> Short task
Print each line of the listing once more, precisely as given.

> Dataset content
☆ ☆ ☆ ☆ ☆ ☆ ☆
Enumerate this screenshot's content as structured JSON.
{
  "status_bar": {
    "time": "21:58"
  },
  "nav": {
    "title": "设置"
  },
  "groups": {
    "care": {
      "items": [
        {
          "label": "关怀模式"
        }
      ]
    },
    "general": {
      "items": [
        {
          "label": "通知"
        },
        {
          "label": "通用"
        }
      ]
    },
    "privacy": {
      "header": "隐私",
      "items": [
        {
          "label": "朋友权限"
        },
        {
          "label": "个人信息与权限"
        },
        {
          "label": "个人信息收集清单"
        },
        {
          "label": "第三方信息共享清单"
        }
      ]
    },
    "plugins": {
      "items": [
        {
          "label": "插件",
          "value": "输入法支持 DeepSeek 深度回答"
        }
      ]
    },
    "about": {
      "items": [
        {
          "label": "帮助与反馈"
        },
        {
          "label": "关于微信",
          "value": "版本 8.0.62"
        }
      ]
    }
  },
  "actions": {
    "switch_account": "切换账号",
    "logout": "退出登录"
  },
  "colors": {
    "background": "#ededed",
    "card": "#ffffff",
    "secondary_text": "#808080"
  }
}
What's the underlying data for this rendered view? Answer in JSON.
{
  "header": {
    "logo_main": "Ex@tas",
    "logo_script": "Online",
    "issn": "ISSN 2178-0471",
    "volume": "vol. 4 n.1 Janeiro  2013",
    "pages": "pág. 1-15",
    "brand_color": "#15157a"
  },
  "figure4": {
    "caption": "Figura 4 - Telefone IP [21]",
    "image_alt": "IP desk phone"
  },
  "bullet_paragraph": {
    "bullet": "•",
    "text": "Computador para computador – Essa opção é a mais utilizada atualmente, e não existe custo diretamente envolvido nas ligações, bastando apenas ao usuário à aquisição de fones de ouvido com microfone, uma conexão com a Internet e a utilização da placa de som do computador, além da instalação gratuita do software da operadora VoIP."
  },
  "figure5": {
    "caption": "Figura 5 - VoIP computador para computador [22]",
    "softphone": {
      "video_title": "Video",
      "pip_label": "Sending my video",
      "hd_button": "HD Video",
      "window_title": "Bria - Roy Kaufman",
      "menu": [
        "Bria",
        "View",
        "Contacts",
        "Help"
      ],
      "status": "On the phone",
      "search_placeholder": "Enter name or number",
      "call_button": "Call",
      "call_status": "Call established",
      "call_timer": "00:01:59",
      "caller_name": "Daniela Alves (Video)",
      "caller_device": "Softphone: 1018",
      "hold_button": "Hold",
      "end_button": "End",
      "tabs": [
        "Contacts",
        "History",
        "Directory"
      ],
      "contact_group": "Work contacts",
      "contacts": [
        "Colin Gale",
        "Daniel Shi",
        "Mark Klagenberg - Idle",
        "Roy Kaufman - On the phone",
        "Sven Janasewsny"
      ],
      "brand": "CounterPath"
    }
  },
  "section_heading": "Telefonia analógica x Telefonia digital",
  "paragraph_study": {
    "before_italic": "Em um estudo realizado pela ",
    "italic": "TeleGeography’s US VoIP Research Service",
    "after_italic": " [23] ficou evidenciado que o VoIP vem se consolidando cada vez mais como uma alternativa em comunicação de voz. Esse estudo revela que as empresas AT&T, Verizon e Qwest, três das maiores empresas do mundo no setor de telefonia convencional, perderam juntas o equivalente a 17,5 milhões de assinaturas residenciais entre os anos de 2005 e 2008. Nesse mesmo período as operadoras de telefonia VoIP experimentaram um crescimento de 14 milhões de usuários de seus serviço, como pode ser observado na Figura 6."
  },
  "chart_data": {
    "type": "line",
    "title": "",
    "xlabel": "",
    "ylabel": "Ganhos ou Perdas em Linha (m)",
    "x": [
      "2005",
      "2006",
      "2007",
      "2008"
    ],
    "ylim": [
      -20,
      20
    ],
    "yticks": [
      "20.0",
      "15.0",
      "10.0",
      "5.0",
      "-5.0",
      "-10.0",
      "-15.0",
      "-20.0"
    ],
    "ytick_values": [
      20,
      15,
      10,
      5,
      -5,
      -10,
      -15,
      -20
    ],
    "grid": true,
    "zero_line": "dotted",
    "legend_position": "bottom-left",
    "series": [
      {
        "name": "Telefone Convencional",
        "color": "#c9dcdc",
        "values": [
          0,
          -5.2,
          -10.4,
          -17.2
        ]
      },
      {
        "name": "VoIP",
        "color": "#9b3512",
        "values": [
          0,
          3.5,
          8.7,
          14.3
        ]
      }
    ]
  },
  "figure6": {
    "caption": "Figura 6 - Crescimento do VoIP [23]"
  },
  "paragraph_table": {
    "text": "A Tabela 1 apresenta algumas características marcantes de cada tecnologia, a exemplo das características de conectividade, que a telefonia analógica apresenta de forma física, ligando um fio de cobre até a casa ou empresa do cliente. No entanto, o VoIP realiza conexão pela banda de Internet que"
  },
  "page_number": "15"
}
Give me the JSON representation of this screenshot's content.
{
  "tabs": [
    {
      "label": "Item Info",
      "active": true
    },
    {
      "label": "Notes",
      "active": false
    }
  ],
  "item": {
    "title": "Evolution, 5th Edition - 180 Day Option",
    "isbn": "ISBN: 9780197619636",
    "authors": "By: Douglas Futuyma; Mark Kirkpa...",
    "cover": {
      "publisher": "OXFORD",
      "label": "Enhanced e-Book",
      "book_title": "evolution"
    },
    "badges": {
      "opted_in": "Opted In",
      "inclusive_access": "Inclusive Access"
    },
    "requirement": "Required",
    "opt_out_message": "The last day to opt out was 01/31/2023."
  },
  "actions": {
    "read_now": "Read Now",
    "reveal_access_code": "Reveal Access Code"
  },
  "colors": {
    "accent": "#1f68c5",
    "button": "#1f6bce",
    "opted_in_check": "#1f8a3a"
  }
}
☆ ☆ ☆ ☆ ☆ ☆ ☆
> Task output
Enumerate this screenshot's content as structured JSON.
{
  "status_bar": {
    "time": "21:58"
  },
  "nav": {
    "title": "设置"
  },
  "groups": {
    "care": {
      "items": [
        {
          "label": "关怀模式"
        }
      ]
    },
    "general": {
      "items": [
        {
          "label": "通知"
        },
        {
          "label": "通用"
        }
      ]
    },
    "privacy": {
      "header": "隐私",
      "items": [
        {
          "label": "朋友权限"
        },
        {
          "label": "个人信息与权限"
        },
        {
          "label": "个人信息收集清单"
        },
        {
          "label": "第三方信息共享清单"
        }
      ]
    },
    "plugins": {
      "items": [
        {
          "label": "插件",
          "value": "输入法支持 DeepSeek 深度回答"
        }
      ]
    },
    "about": {
      "items": [
        {
          "label": "帮助与反馈"
        },
        {
          "label": "关于微信",
          "value": "版本 8.0.62"
        }
      ]
    }
  },
  "actions": {
    "switch_account": "切换账号",
    "logout": "退出登录"
  },
  "colors": {
    "background": "#ededed",
    "card": "#ffffff",
    "secondary_text": "#808080"
  }
}
What's the underlying data for this rendered view? Answer in JSON.
{
  "header": {
    "logo_main": "Ex@tas",
    "logo_script": "Online",
    "issn": "ISSN 2178-0471",
    "volume": "vol. 4 n.1 Janeiro  2013",
    "pages": "pág. 1-15",
    "brand_color": "#15157a"
  },
  "figure4": {
    "caption": "Figura 4 - Telefone IP [21]",
    "image_alt": "IP desk phone"
  },
  "bullet_paragraph": {
    "bullet": "•",
    "text": "Computador para computador – Essa opção é a mais utilizada atualmente, e não existe custo diretamente envolvido nas ligações, bastando apenas ao usuário à aquisição de fones de ouvido com microfone, uma conexão com a Internet e a utilização da placa de som do computador, além da instalação gratuita do software da operadora VoIP."
  },
  "figure5": {
    "caption": "Figura 5 - VoIP computador para computador [22]",
    "softphone": {
      "video_title": "Video",
      "pip_label": "Sending my video",
      "hd_button": "HD Video",
      "window_title": "Bria - Roy Kaufman",
      "menu": [
        "Bria",
        "View",
        "Contacts",
        "Help"
      ],
      "status": "On the phone",
      "search_placeholder": "Enter name or number",
      "call_button": "Call",
      "call_status": "Call established",
      "call_timer": "00:01:59",
      "caller_name": "Daniela Alves (Video)",
      "caller_device": "Softphone: 1018",
      "hold_button": "Hold",
      "end_button": "End",
      "tabs": [
        "Contacts",
        "History",
        "Directory"
      ],
      "contact_group": "Work contacts",
      "contacts": [
        "Colin Gale",
        "Daniel Shi",
        "Mark Klagenberg - Idle",
        "Roy Kaufman - On the phone",
        "Sven Janasewsny"
      ],
      "brand": "CounterPath"
    }
  },
  "section_heading": "Telefonia analógica x Telefonia digital",
  "paragraph_study": {
    "before_italic": "Em um estudo realizado pela ",
    "italic": "TeleGeography’s US VoIP Research Service",
    "after_italic": " [23] ficou evidenciado que o VoIP vem se consolidando cada vez mais como uma alternativa em comunicação de voz. Esse estudo revela que as empresas AT&T, Verizon e Qwest, três das maiores empresas do mundo no setor de telefonia convencional, perderam juntas o equivalente a 17,5 milhões de assinaturas residenciais entre os anos de 2005 e 2008. Nesse mesmo período as operadoras de telefonia VoIP experimentaram um crescimento de 14 milhões de usuários de seus serviço, como pode ser observado na Figura 6."
  },
  "chart_data": {
    "type": "line",
    "title": "",
    "xlabel": "",
    "ylabel": "Ganhos ou Perdas em Linha (m)",
    "x": [
      "2005",
      "2006",
      "2007",
      "2008"
    ],
    "ylim": [
      -20,
      20
    ],
    "yticks": [
      "20.0",
      "15.0",
      "10.0",
      "5.0",
      "-5.0",
      "-10.0",
      "-15.0",
      "-20.0"
    ],
    "ytick_values": [
      20,
      15,
      10,
      5,
      -5,
      -10,
      -15,
      -20
    ],
    "grid": true,
    "zero_line": "dotted",
    "legend_position": "bottom-left",
    "series": [
      {
        "name": "Telefone Convencional",
        "color": "#c9dcdc",
        "values": [
          0,
          -5.2,
          -10.4,
          -17.2
        ]
      },
      {
        "name": "VoIP",
        "color": "#9b3512",
        "values": [
          0,
          3.5,
          8.7,
          14.3
        ]
      }
    ]
  },
  "figure6": {
    "caption": "Figura 6 - Crescimento do VoIP [23]"
  },
  "paragraph_table": {
    "text": "A Tabela 1 apresenta algumas características marcantes de cada tecnologia, a exemplo das características de conectividade, que a telefonia analógica apresenta de forma física, ligando um fio de cobre até a casa ou empresa do cliente. No entanto, o VoIP realiza conexão pela banda de Internet que"
  },
  "page_number": "15"
}
Give me the JSON representation of this screenshot's content.
{
  "tabs": [
    {
      "label": "Item Info",
      "active": true
    },
    {
      "label": "Notes",
      "active": false
    }
  ],
  "item": {
    "title": "Evolution, 5th Edition - 180 Day Option",
    "isbn": "ISBN: 9780197619636",
    "authors": "By: Douglas Futuyma; Mark Kirkpa...",
    "cover": {
      "publisher": "OXFORD",
      "label": "Enhanced e-Book",
      "book_title": "evolution"
    },
    "badges": {
      "opted_in": "Opted In",
      "inclusive_access": "Inclusive Access"
    },
    "requirement": "Required",
    "opt_out_message": "The last day to opt out was 01/31/2023."
  },
  "actions": {
    "read_now": "Read Now",
    "reveal_access_code": "Reveal Access Code"
  },
  "colors": {
    "accent": "#1f68c5",
    "button": "#1f6bce",
    "opted_in_check": "#1f8a3a"
  }
}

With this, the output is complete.